◆ Task description ◆
Work out how many lines in the listing below include the word "点的电势高". Give nothing but the number.

◆ Working data ◆
━━━━━━━━━━
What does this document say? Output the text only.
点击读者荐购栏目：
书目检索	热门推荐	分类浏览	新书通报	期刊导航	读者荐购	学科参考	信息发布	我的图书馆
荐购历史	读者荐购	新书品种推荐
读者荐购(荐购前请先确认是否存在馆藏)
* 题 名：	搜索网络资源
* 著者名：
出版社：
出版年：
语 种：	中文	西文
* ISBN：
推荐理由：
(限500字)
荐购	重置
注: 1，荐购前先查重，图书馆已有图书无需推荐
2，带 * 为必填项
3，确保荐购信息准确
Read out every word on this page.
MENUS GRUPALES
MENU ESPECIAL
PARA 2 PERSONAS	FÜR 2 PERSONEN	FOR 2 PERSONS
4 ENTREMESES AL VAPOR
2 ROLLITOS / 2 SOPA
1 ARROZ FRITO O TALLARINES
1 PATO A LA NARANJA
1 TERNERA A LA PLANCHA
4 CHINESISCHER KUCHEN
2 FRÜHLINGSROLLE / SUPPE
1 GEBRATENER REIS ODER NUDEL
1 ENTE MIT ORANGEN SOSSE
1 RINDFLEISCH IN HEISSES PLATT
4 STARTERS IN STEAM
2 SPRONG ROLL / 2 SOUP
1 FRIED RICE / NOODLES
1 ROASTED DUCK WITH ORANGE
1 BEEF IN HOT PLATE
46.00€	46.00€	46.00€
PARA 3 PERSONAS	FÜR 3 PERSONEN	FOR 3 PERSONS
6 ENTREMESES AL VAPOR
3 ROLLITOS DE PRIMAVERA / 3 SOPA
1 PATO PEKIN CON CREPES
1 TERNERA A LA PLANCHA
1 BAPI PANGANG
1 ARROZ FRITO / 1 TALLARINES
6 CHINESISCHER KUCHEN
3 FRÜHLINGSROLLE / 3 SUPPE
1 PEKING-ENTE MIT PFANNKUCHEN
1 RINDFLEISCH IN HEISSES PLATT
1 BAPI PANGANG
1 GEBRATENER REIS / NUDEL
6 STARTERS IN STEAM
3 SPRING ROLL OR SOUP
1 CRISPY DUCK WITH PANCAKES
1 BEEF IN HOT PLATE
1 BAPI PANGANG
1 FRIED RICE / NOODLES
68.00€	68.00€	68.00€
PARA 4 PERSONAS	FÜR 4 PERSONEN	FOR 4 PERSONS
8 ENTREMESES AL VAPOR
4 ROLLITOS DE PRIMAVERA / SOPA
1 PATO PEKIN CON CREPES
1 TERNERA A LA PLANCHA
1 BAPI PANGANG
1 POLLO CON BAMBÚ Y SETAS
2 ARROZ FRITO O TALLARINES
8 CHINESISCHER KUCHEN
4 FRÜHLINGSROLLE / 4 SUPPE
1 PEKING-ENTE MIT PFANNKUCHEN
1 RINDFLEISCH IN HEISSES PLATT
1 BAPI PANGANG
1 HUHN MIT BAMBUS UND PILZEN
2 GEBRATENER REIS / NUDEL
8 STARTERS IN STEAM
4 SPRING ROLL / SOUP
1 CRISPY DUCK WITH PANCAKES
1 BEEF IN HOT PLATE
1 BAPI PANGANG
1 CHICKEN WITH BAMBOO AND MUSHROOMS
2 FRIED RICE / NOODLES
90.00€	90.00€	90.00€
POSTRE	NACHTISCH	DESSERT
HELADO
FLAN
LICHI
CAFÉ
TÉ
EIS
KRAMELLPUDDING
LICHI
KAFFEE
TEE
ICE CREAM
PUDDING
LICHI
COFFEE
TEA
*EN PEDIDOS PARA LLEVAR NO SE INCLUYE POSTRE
━━━━━━━━━━
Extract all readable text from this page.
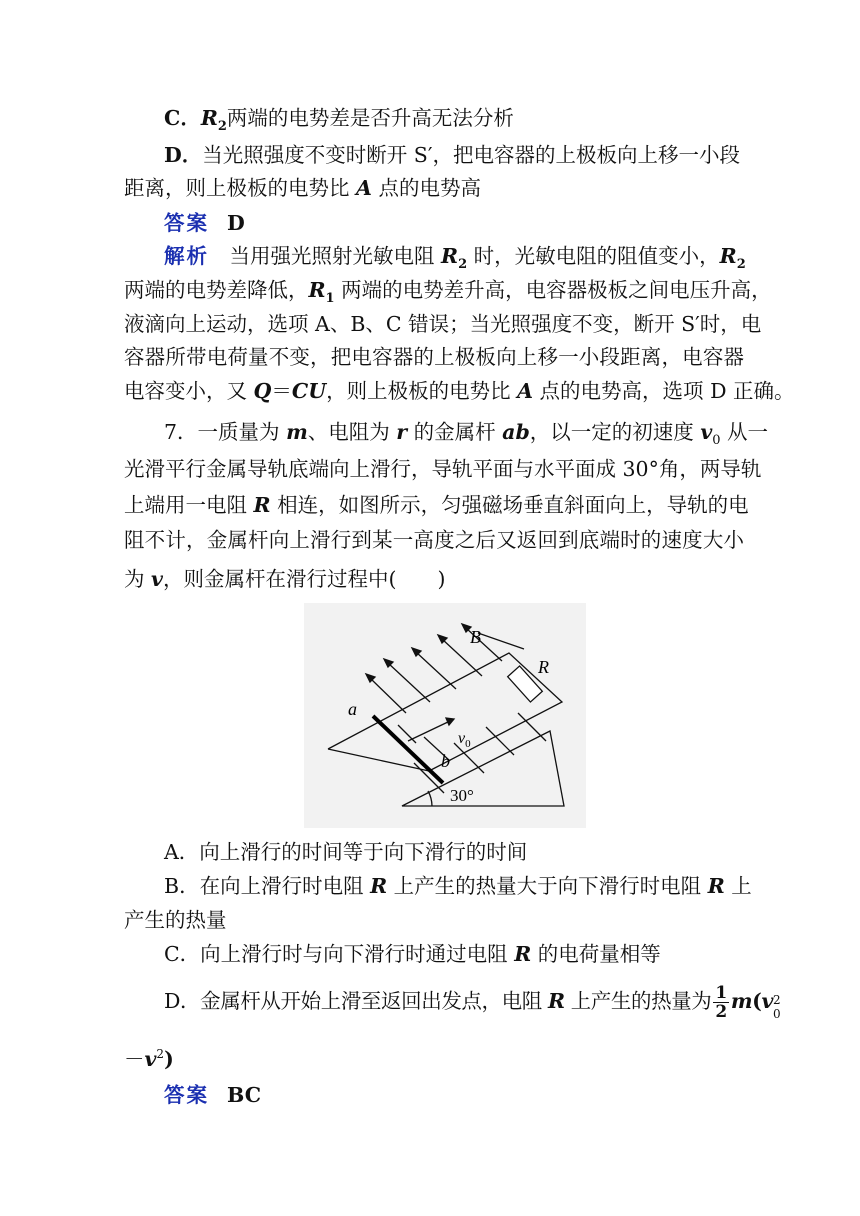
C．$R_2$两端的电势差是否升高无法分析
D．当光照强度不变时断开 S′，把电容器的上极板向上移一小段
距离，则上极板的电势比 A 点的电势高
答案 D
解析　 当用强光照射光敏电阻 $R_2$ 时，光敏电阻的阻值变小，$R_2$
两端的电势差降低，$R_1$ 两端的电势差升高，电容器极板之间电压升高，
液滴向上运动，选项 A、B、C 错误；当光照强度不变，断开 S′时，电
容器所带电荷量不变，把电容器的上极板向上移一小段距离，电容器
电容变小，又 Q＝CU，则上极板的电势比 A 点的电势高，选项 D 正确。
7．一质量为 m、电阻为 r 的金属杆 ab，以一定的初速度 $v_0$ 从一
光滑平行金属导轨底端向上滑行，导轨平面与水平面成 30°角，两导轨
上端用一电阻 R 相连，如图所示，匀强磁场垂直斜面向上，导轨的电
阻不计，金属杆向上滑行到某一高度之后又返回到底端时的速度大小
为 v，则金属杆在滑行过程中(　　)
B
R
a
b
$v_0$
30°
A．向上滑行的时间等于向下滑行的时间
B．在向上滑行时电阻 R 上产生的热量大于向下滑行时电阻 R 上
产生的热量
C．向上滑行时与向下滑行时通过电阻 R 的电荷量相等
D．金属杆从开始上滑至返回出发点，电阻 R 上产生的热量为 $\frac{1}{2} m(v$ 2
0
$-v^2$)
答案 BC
━━━━━━━━━━
◆ Right answer ◆
2